Your instructions: Print the entries in full, word for word, but not the pictures.

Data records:
# # #
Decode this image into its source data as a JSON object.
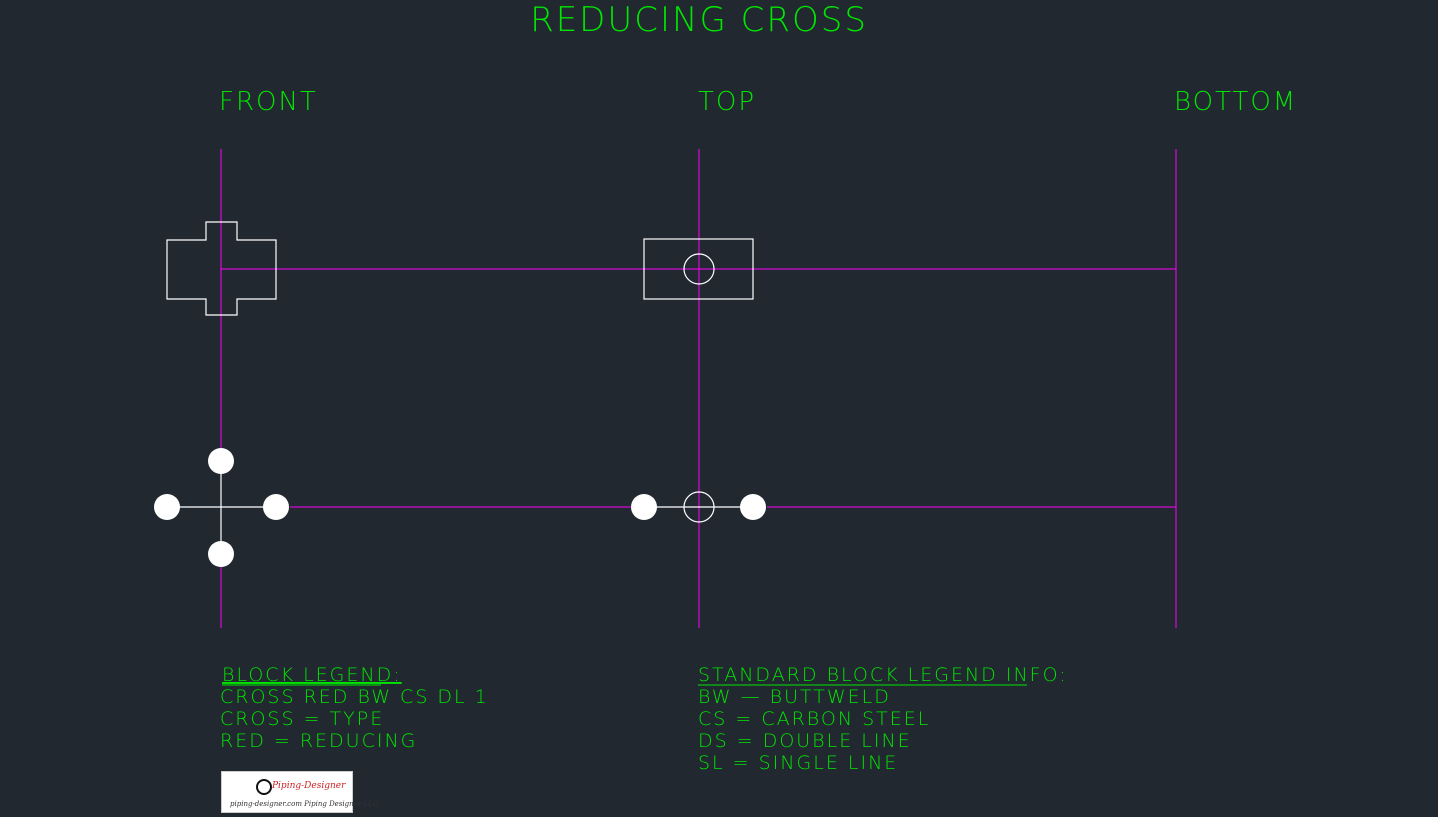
{
  "drawing": {
    "title": "REDUCING CROSS",
    "views": {
      "front": "FRONT",
      "top": "TOP",
      "bottom": "BOTTOM"
    }
  },
  "block_legend": {
    "heading": "BLOCK LEGEND:",
    "lines": [
      "CROSS RED BW CS DL 1",
      "CROSS = TYPE",
      "RED = REDUCING"
    ]
  },
  "standard_legend": {
    "heading": "STANDARD BLOCK LEGEND INFO:",
    "lines": [
      "BW — BUTTWELD",
      "CS = CARBON STEEL",
      "DS = DOUBLE LINE",
      "SL = SINGLE LINE"
    ]
  },
  "logo": {
    "brand": "Piping-Designer",
    "caption": "piping-designer.com   Piping Designer LLC"
  },
  "colors": {
    "background": "#212830",
    "text": "#00e600",
    "construction_line": "#ff00ff",
    "geometry": "#ffffff"
  },
  "icons": {
    "logo_emblem": "globe-icon"
  }
}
# # #
Output for this task:
Decode this image into its source data as a JSON object.
{
  "drawing": {
    "title": "REDUCING CROSS",
    "views": {
      "front": "FRONT",
      "top": "TOP",
      "bottom": "BOTTOM"
    }
  },
  "block_legend": {
    "heading": "BLOCK LEGEND:",
    "lines": [
      "CROSS RED BW CS DL 1",
      "CROSS = TYPE",
      "RED = REDUCING"
    ]
  },
  "standard_legend": {
    "heading": "STANDARD BLOCK LEGEND INFO:",
    "lines": [
      "BW — BUTTWELD",
      "CS = CARBON STEEL",
      "DS = DOUBLE LINE",
      "SL = SINGLE LINE"
    ]
  },
  "logo": {
    "brand": "Piping-Designer",
    "caption": "piping-designer.com   Piping Designer LLC"
  },
  "colors": {
    "background": "#212830",
    "text": "#00e600",
    "construction_line": "#ff00ff",
    "geometry": "#ffffff"
  },
  "icons": {
    "logo_emblem": "globe-icon"
  }
}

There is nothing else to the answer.